Data items
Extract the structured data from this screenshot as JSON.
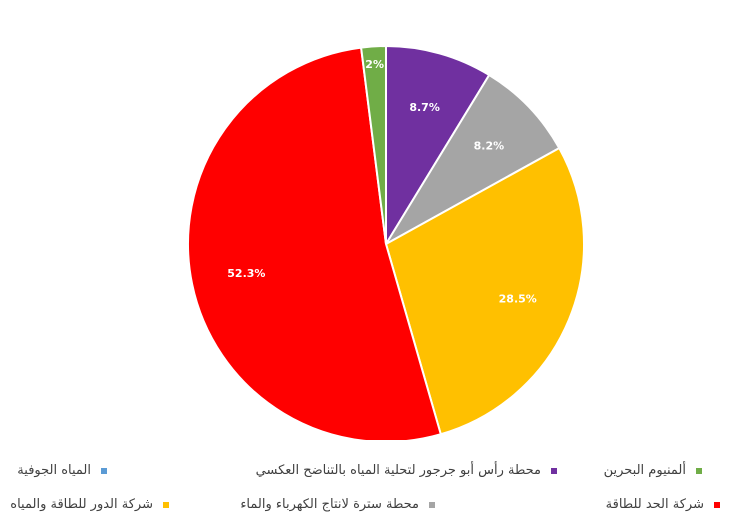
{
  "chart_data": {
    "type": "pie",
    "title": "",
    "slices": [
      {
        "name": "المياه الجوفية",
        "value": 0.0,
        "label": "",
        "color": "#5B9BD5"
      },
      {
        "name": "محطة رأس أبو جرجور لتحلية المياه بالتناضح العكسي",
        "value": 8.7,
        "label": "8.7%",
        "color": "#7030A0"
      },
      {
        "name": "محطة سترة لانتاج الكهرباء والماء",
        "value": 8.2,
        "label": "8.2%",
        "color": "#A5A5A5"
      },
      {
        "name": "شركة الدور للطاقة والمياه",
        "value": 28.5,
        "label": "28.5%",
        "color": "#FFC000"
      },
      {
        "name": "شركة الحد للطاقة",
        "value": 52.3,
        "label": "52.3%",
        "color": "#FF0000"
      },
      {
        "name": "ألمنيوم البحرين",
        "value": 2.0,
        "label": "2%",
        "color": "#70AD47"
      }
    ],
    "legend_position": "bottom"
  }
}
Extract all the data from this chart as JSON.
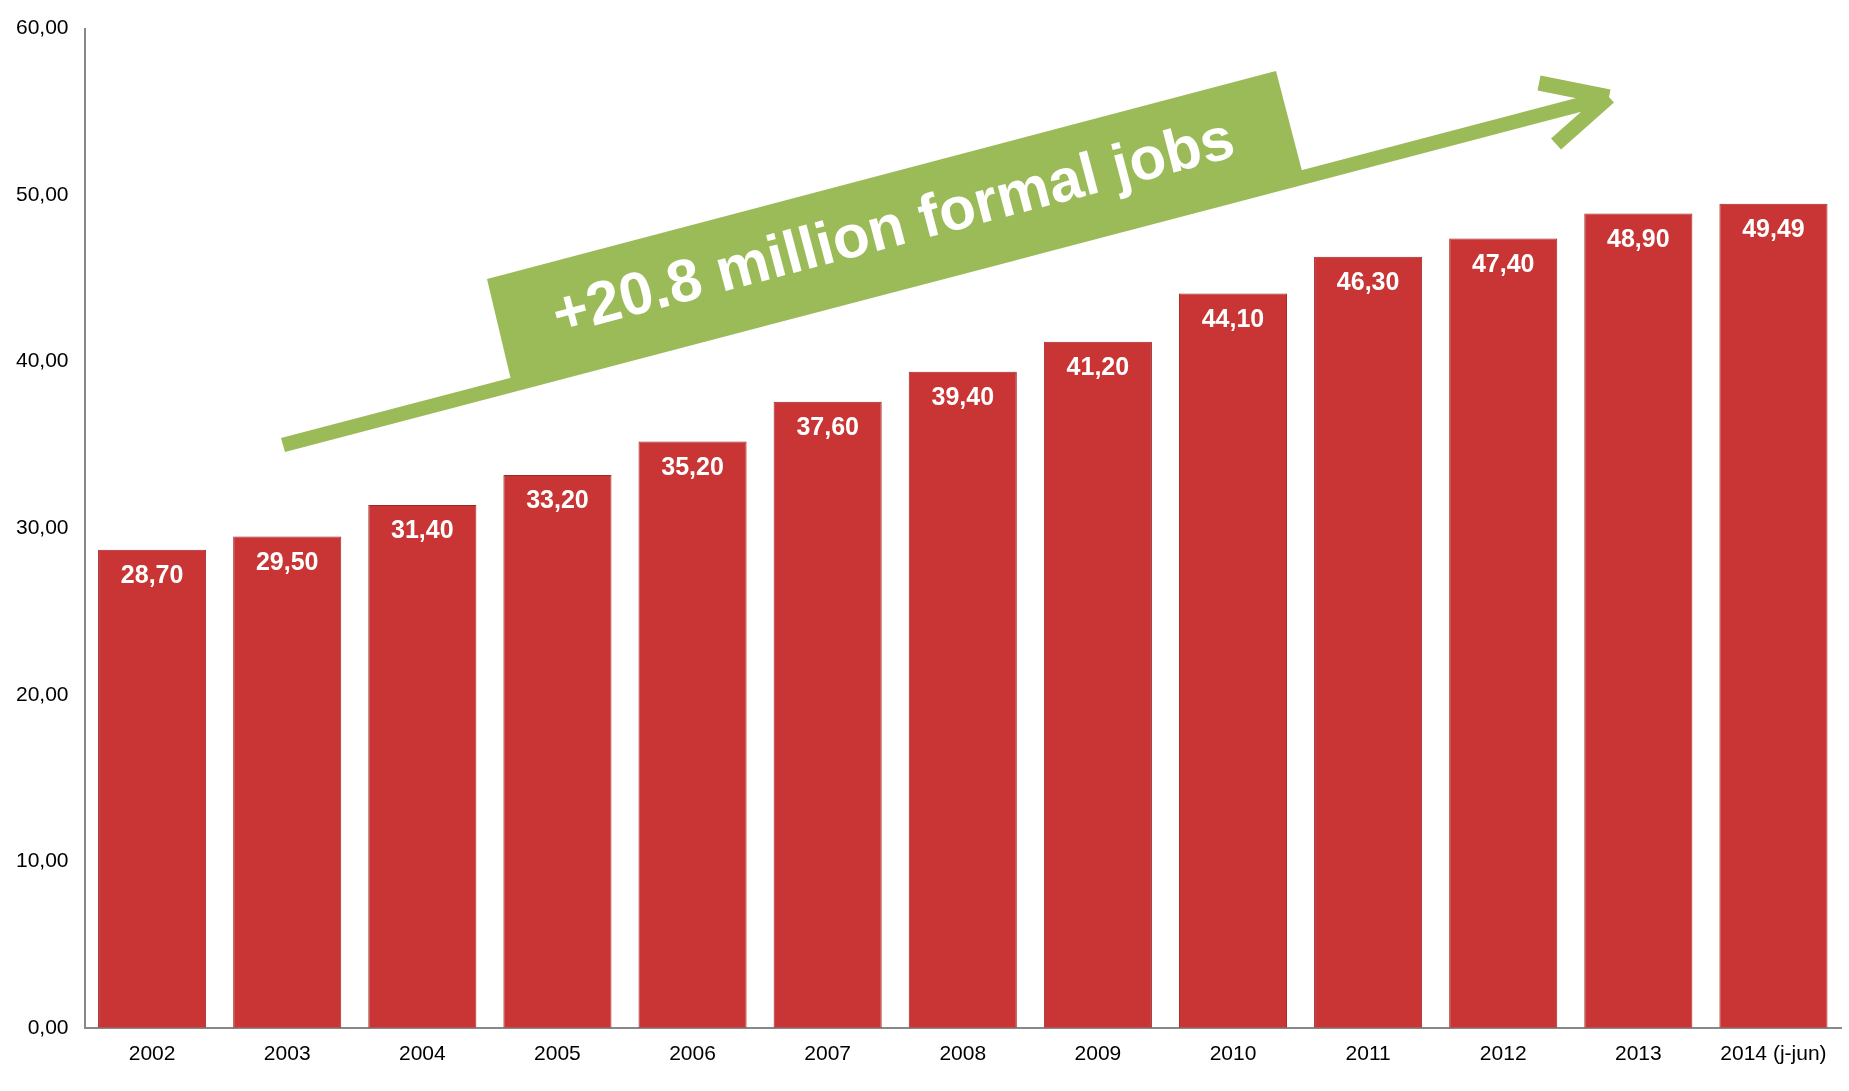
{
  "chart_data": {
    "type": "bar",
    "categories": [
      "2002",
      "2003",
      "2004",
      "2005",
      "2006",
      "2007",
      "2008",
      "2009",
      "2010",
      "2011",
      "2012",
      "2013",
      "2014 (j-jun)"
    ],
    "values": [
      28.7,
      29.5,
      31.4,
      33.2,
      35.2,
      37.6,
      39.4,
      41.2,
      44.1,
      46.3,
      47.4,
      48.9,
      49.49
    ],
    "value_labels": [
      "28,70",
      "29,50",
      "31,40",
      "33,20",
      "35,20",
      "37,60",
      "39,40",
      "41,20",
      "44,10",
      "46,30",
      "47,40",
      "48,90",
      "49,49"
    ],
    "color": "#c93535",
    "ylim": [
      0,
      60
    ],
    "yticks": [
      {
        "value": 0,
        "label": "0,00"
      },
      {
        "value": 10,
        "label": "10,00"
      },
      {
        "value": 20,
        "label": "20,00"
      },
      {
        "value": 30,
        "label": "30,00"
      },
      {
        "value": 40,
        "label": "40,00"
      },
      {
        "value": 50,
        "label": "50,00"
      },
      {
        "value": 60,
        "label": "60,00"
      }
    ],
    "grid": false,
    "legend": false,
    "annotations": [
      "+20.8 million formal jobs"
    ]
  }
}
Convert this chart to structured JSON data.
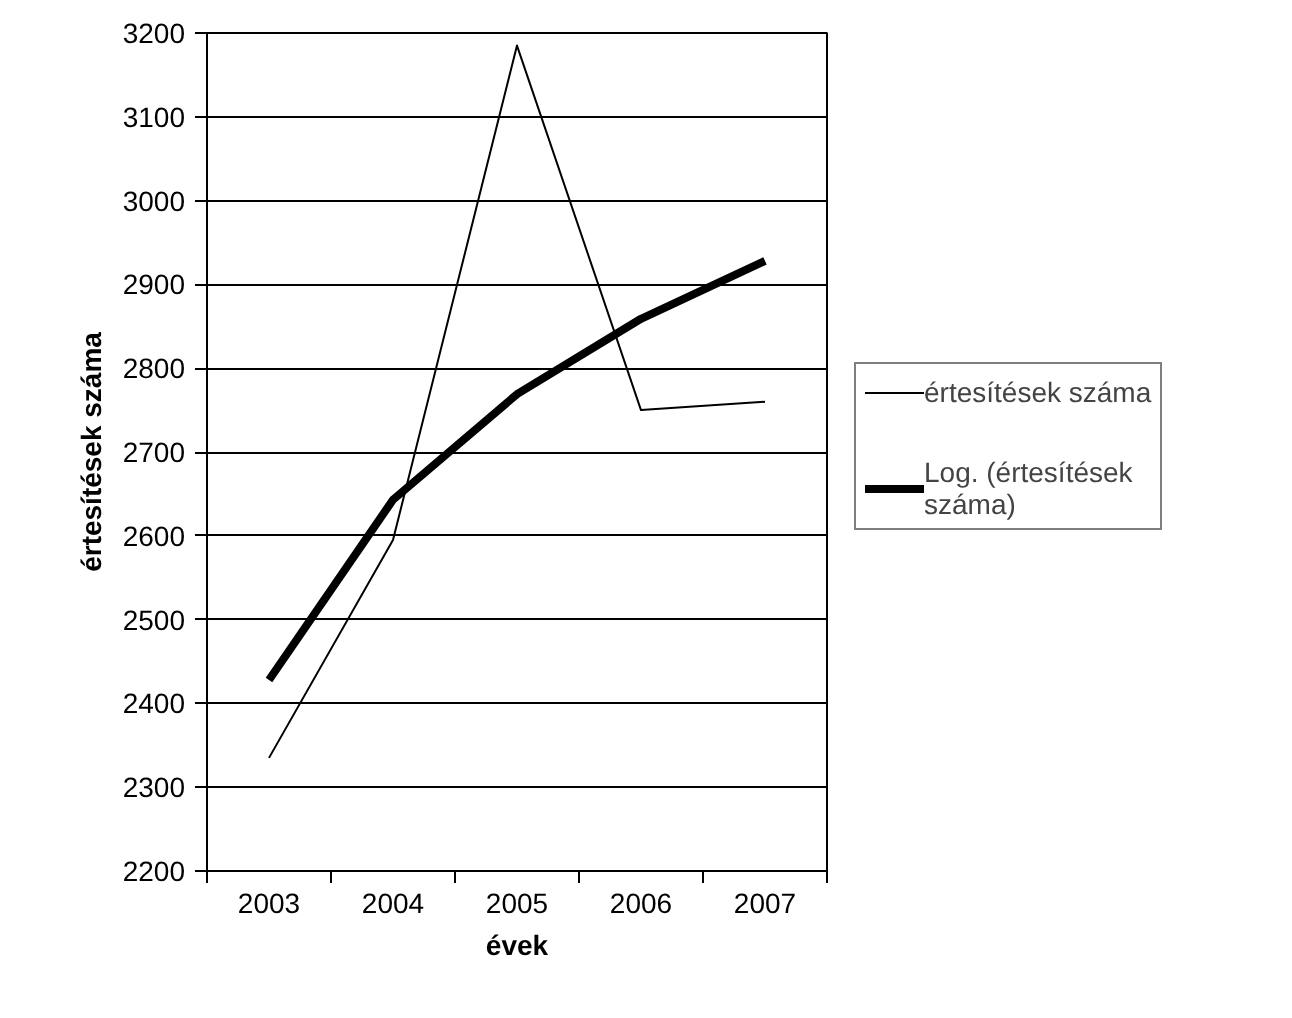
{
  "chart_data": {
    "type": "line",
    "xlabel": "évek",
    "ylabel": "értesítések száma",
    "categories": [
      "2003",
      "2004",
      "2005",
      "2006",
      "2007"
    ],
    "series": [
      {
        "name": "értesítések száma",
        "color": "#000000",
        "values": [
          2335,
          2595,
          3185,
          2750,
          2760
        ]
      },
      {
        "name": "Log. (értesítések száma)",
        "color": "#000000",
        "values": [
          2428,
          2643,
          2769,
          2859,
          2928
        ]
      }
    ],
    "ylim": [
      2200,
      3200
    ],
    "yticks": [
      2200,
      2300,
      2400,
      2500,
      2600,
      2700,
      2800,
      2900,
      3000,
      3100,
      3200
    ],
    "grid": "y",
    "legend": "right",
    "marker": "none",
    "line_style": "solid"
  }
}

§ Written exercise
Using the listing above, return all lines where the word "name" occurs.

§ Task output
        "name": "المياه الجوفية",
        "name": "محطة رأس أبو جرجور لتحلية المياه بالتناضح العكسي",
        "name": "محطة سترة لانتاج الكهرباء والماء",
        "name": "شركة الدور للطاقة والمياه",
        "name": "شركة الحد للطاقة",
        "name": "ألمنيوم البحرين",
        "name": "értesítések száma",
        "name": "Log. (értesítések száma)",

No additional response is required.